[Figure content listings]

/---

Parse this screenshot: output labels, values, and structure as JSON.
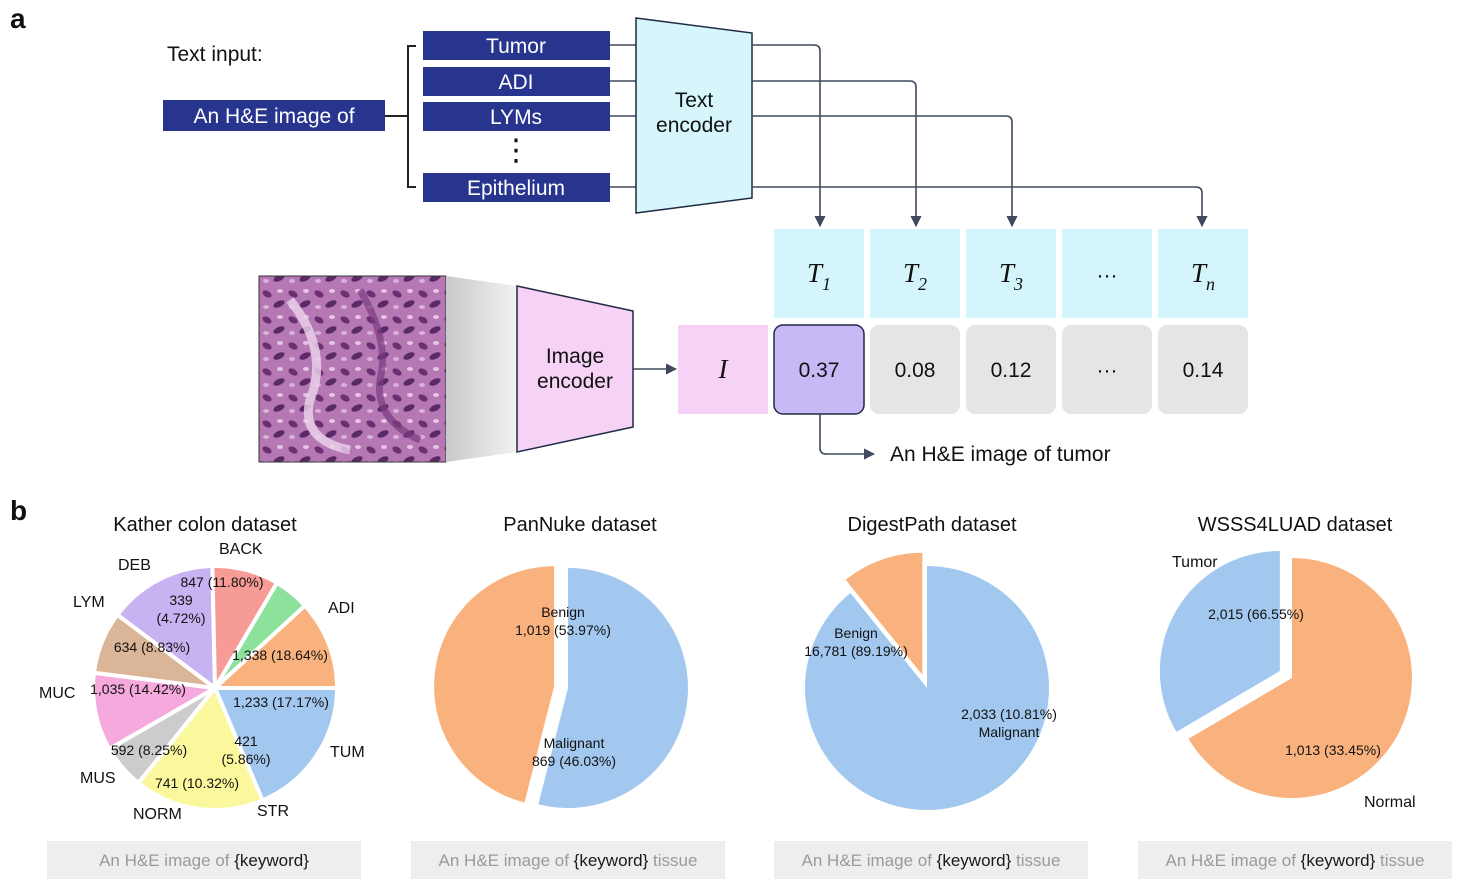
{
  "panel_a": {
    "letter": "a",
    "text_input_label": "Text input:",
    "prefix": "An H&E image of",
    "classes": [
      "Tumor",
      "ADI",
      "LYMs",
      "Epithelium"
    ],
    "ellipsis": "⋮",
    "text_encoder": [
      "Text",
      "encoder"
    ],
    "image_encoder": [
      "Image",
      "encoder"
    ],
    "image_token": "I",
    "text_tokens": [
      {
        "base": "T",
        "sub": "1"
      },
      {
        "base": "T",
        "sub": "2"
      },
      {
        "base": "T",
        "sub": "3"
      },
      {
        "base": "···",
        "sub": ""
      },
      {
        "base": "T",
        "sub": "n"
      }
    ],
    "similarities": [
      "0.37",
      "0.08",
      "0.12",
      "···",
      "0.14"
    ],
    "result": "An H&E image of tumor",
    "colors": {
      "class_box": "#27358f",
      "text_encoder": "#d6f6fb",
      "image_encoder": "#f6d2f6",
      "token_cell": "#d3f5fb",
      "sim_cell": "#e5e5e5",
      "sim_highlight": "#c8b8f5",
      "arrow": "#3f4a5c"
    }
  },
  "panel_b": {
    "letter": "b",
    "prompt_prefix": "An H&E image of ",
    "prompt_keyword": "{keyword}",
    "prompt_suffix": " tissue"
  },
  "chart_data": [
    {
      "type": "pie",
      "title": "Kather colon dataset",
      "prompt_suffix": "",
      "slices": [
        {
          "name": "ADI",
          "value": 1338,
          "label": [
            "1,338 (18.64%)"
          ],
          "color": "#a3c8ef",
          "explode": 0
        },
        {
          "name": "TUM",
          "value": 1233,
          "label": [
            "1,233 (17.17%)"
          ],
          "color": "#fbf79c",
          "explode": 0
        },
        {
          "name": "STR",
          "value": 421,
          "label": [
            "421",
            "(5.86%)"
          ],
          "color": "#cccccc",
          "explode": 0
        },
        {
          "name": "NORM",
          "value": 741,
          "label": [
            "741 (10.32%)"
          ],
          "color": "#f5a9dd",
          "explode": 0
        },
        {
          "name": "MUS",
          "value": 592,
          "label": [
            "592 (8.25%)"
          ],
          "color": "#dbb597",
          "explode": 0
        },
        {
          "name": "MUC",
          "value": 1035,
          "label": [
            "1,035 (14.42%)"
          ],
          "color": "#c7b3f2",
          "explode": 0
        },
        {
          "name": "LYM",
          "value": 634,
          "label": [
            "634 (8.83%)"
          ],
          "color": "#f69b96",
          "explode": 0
        },
        {
          "name": "DEB",
          "value": 339,
          "label": [
            "339",
            "(4.72%)"
          ],
          "color": "#8ce29a",
          "explode": 0
        },
        {
          "name": "BACK",
          "value": 847,
          "label": [
            "847 (11.80%)"
          ],
          "color": "#f9b27e",
          "explode": 0
        }
      ]
    },
    {
      "type": "pie",
      "title": "PanNuke dataset",
      "prompt_suffix": " tissue",
      "slices": [
        {
          "name": "Benign",
          "value": 1019,
          "label": [
            "Benign",
            "1,019 (53.97%)"
          ],
          "color": "#a3c8ef",
          "explode": 0
        },
        {
          "name": "Malignant",
          "value": 869,
          "label": [
            "Malignant",
            "869 (46.03%)"
          ],
          "color": "#f9b27e",
          "explode": 1
        }
      ]
    },
    {
      "type": "pie",
      "title": "DigestPath dataset",
      "prompt_suffix": " tissue",
      "slices": [
        {
          "name": "Benign",
          "value": 16781,
          "label": [
            "Benign",
            "16,781 (89.19%)"
          ],
          "color": "#a3c8ef",
          "explode": 0
        },
        {
          "name": "Malignant",
          "value": 2033,
          "label": [
            "2,033 (10.81%)",
            "Malignant"
          ],
          "color": "#f9b27e",
          "explode": 1
        }
      ]
    },
    {
      "type": "pie",
      "title": "WSSS4LUAD dataset",
      "prompt_suffix": " tissue",
      "slices": [
        {
          "name": "Tumor",
          "value": 2015,
          "label": [
            "2,015 (66.55%)"
          ],
          "color": "#f9b27e",
          "explode": 0
        },
        {
          "name": "Normal",
          "value": 1013,
          "label": [
            "1,013 (33.45%)"
          ],
          "color": "#a3c8ef",
          "explode": 1
        }
      ]
    }
  ]
}
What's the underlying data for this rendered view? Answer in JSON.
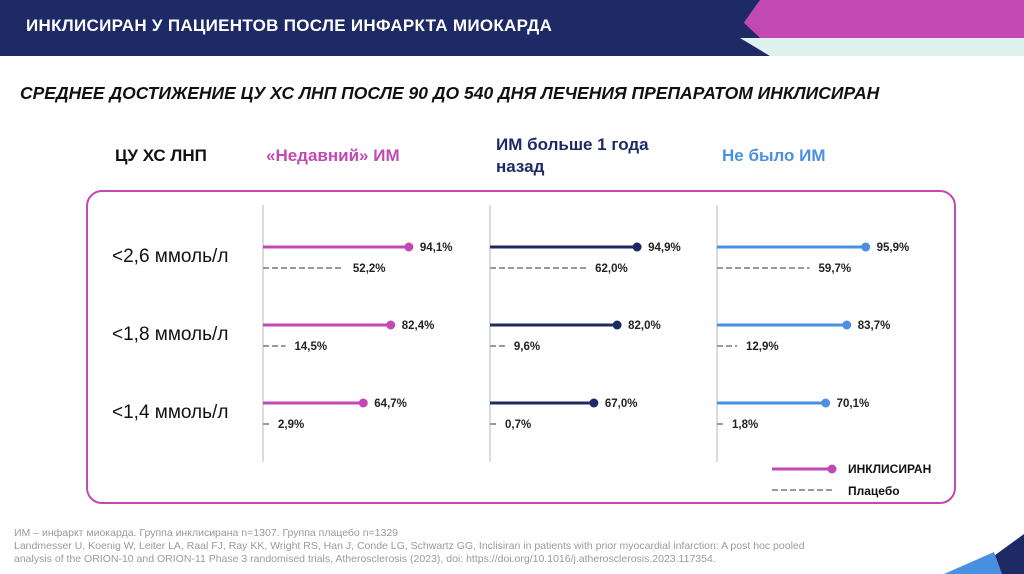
{
  "header": {
    "title": "ИНКЛИСИРАН У ПАЦИЕНТОВ ПОСЛЕ ИНФАРКТА МИОКАРДА"
  },
  "subtitle": "СРЕДНЕЕ ДОСТИЖЕНИЕ ЦУ ХС ЛНП ПОСЛЕ 90 ДО 540 ДНЯ ЛЕЧЕНИЯ ПРЕПАРАТОМ ИНКЛИСИРАН",
  "columns": {
    "row_header": "ЦУ ХС ЛНП",
    "groups": [
      {
        "line1": "«Недавний» ИМ",
        "line2": ""
      },
      {
        "line1": "ИМ больше 1 года",
        "line2": "назад"
      },
      {
        "line1": "Не было ИМ",
        "line2": ""
      }
    ]
  },
  "colors": {
    "header_bg": "#1e2a66",
    "recent_mi": "#c249b5",
    "mi_over_1yr": "#1e2a66",
    "no_mi": "#4a90e2",
    "placebo": "#9a9a9a",
    "frame": "#c249b5"
  },
  "chart_data": {
    "type": "bar",
    "orientation": "horizontal",
    "categories": [
      "<2,6 ммоль/л",
      "<1,8 ммоль/л",
      "<1,4 ммоль/л"
    ],
    "groups": [
      "«Недавний» ИМ",
      "ИМ больше 1 года назад",
      "Не было ИМ"
    ],
    "series": [
      {
        "name": "ИНКЛИСИРАН",
        "style": "solid-line-with-dot",
        "values": [
          [
            94.1,
            82.4,
            64.7
          ],
          [
            94.9,
            82.0,
            67.0
          ],
          [
            95.9,
            83.7,
            70.1
          ]
        ],
        "labels": [
          [
            "94,1%",
            "82,4%",
            "64,7%"
          ],
          [
            "94,9%",
            "82,0%",
            "67,0%"
          ],
          [
            "95,9%",
            "83,7%",
            "70,1%"
          ]
        ]
      },
      {
        "name": "Плацебо",
        "style": "dashed-line",
        "values": [
          [
            52.2,
            14.5,
            2.9
          ],
          [
            62.0,
            9.6,
            0.7
          ],
          [
            59.7,
            12.9,
            1.8
          ]
        ],
        "labels": [
          [
            "52,2%",
            "14,5%",
            "2,9%"
          ],
          [
            "62,0%",
            "9,6%",
            "0,7%"
          ],
          [
            "59,7%",
            "12,9%",
            "1,8%"
          ]
        ]
      }
    ],
    "xlim": [
      0,
      100
    ],
    "legend": [
      {
        "name": "ИНКЛИСИРАН"
      },
      {
        "name": "Плацебо"
      }
    ],
    "legend_position": "bottom-right"
  },
  "footnote": {
    "line1": "ИМ – инфаркт миокарда. Группа инклисирана n=1307. Группа плацебо n=1329",
    "line2": "Landmesser U, Koenig W, Leiter LA, Raal FJ, Ray KK, Wright RS, Han J, Conde LG, Schwartz GG, Inclisiran in patients with prior myocardial infarction: A post hoc pooled",
    "line3": "analysis of the ORION-10 and ORION-11 Phase 3 randomised trials, Atherosclerosis (2023), doi: https://doi.org/10.1016/j.atherosclerosis.2023.117354."
  }
}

\---

DIRECTIONS FOR THIS TASK: Pull out all lines in the data above that include "больше".

TASK RESULT:
        "line1": "ИМ больше 1 года",
      "ИМ больше 1 года назад",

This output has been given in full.